Work instructions: Copy the data from the line that contains "Read out every word on this page." to its last line, exactly, including both of those lines and leaving out everything before.

Material provided:
|---|

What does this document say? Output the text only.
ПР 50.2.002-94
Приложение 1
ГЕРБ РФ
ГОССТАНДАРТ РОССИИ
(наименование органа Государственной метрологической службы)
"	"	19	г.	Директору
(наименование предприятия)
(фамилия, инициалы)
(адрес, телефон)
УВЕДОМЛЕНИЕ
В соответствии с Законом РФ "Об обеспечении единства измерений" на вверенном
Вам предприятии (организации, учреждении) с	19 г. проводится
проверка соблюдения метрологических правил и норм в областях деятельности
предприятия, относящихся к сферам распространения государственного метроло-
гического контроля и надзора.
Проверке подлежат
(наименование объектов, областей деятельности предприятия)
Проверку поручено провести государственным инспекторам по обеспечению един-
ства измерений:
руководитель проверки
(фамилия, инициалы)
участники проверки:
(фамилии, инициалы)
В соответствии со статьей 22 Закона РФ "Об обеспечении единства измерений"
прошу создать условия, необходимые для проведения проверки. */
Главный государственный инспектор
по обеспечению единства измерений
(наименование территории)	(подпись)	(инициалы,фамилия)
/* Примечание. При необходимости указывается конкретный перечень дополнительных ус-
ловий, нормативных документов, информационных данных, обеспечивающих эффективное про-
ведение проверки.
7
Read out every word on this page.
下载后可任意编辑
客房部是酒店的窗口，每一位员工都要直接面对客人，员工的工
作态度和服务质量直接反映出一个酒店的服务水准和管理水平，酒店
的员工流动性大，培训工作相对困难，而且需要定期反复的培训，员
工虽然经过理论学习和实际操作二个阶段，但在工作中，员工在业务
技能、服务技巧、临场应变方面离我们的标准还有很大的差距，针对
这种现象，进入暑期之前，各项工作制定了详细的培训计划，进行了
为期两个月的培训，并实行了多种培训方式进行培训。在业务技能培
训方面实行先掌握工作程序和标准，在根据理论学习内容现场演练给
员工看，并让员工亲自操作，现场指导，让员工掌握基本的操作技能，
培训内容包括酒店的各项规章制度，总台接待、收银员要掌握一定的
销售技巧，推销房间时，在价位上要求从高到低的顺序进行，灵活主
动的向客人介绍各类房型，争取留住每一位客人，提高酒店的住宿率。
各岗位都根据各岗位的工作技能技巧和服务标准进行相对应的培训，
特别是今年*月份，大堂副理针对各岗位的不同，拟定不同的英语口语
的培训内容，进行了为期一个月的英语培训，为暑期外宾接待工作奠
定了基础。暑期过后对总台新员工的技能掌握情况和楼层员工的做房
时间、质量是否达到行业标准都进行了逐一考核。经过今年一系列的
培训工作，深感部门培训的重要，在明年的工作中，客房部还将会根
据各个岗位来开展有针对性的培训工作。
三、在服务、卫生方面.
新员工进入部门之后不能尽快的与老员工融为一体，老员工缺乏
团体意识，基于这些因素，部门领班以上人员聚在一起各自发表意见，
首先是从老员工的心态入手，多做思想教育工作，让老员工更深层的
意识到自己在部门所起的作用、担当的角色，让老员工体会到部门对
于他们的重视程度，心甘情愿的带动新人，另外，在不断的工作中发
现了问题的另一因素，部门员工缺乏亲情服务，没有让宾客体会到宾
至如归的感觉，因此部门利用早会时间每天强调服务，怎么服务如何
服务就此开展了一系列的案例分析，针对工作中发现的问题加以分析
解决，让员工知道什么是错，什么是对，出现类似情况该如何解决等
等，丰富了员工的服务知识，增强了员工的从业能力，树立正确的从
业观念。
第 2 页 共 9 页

|---|

Answer to this task:
Read out every word on this page.
下载后可任意编辑
客房部是酒店的窗口，每一位员工都要直接面对客人，员工的工
作态度和服务质量直接反映出一个酒店的服务水准和管理水平，酒店
的员工流动性大，培训工作相对困难，而且需要定期反复的培训，员
工虽然经过理论学习和实际操作二个阶段，但在工作中，员工在业务
技能、服务技巧、临场应变方面离我们的标准还有很大的差距，针对
这种现象，进入暑期之前，各项工作制定了详细的培训计划，进行了
为期两个月的培训，并实行了多种培训方式进行培训。在业务技能培
训方面实行先掌握工作程序和标准，在根据理论学习内容现场演练给
员工看，并让员工亲自操作，现场指导，让员工掌握基本的操作技能，
培训内容包括酒店的各项规章制度，总台接待、收银员要掌握一定的
销售技巧，推销房间时，在价位上要求从高到低的顺序进行，灵活主
动的向客人介绍各类房型，争取留住每一位客人，提高酒店的住宿率。
各岗位都根据各岗位的工作技能技巧和服务标准进行相对应的培训，
特别是今年*月份，大堂副理针对各岗位的不同，拟定不同的英语口语
的培训内容，进行了为期一个月的英语培训，为暑期外宾接待工作奠
定了基础。暑期过后对总台新员工的技能掌握情况和楼层员工的做房
时间、质量是否达到行业标准都进行了逐一考核。经过今年一系列的
培训工作，深感部门培训的重要，在明年的工作中，客房部还将会根
据各个岗位来开展有针对性的培训工作。
三、在服务、卫生方面.
新员工进入部门之后不能尽快的与老员工融为一体，老员工缺乏
团体意识，基于这些因素，部门领班以上人员聚在一起各自发表意见，
首先是从老员工的心态入手，多做思想教育工作，让老员工更深层的
意识到自己在部门所起的作用、担当的角色，让老员工体会到部门对
于他们的重视程度，心甘情愿的带动新人，另外，在不断的工作中发
现了问题的另一因素，部门员工缺乏亲情服务，没有让宾客体会到宾
至如归的感觉，因此部门利用早会时间每天强调服务，怎么服务如何
服务就此开展了一系列的案例分析，针对工作中发现的问题加以分析
解决，让员工知道什么是错，什么是对，出现类似情况该如何解决等
等，丰富了员工的服务知识，增强了员工的从业能力，树立正确的从
业观念。
第 2 页 共 9 页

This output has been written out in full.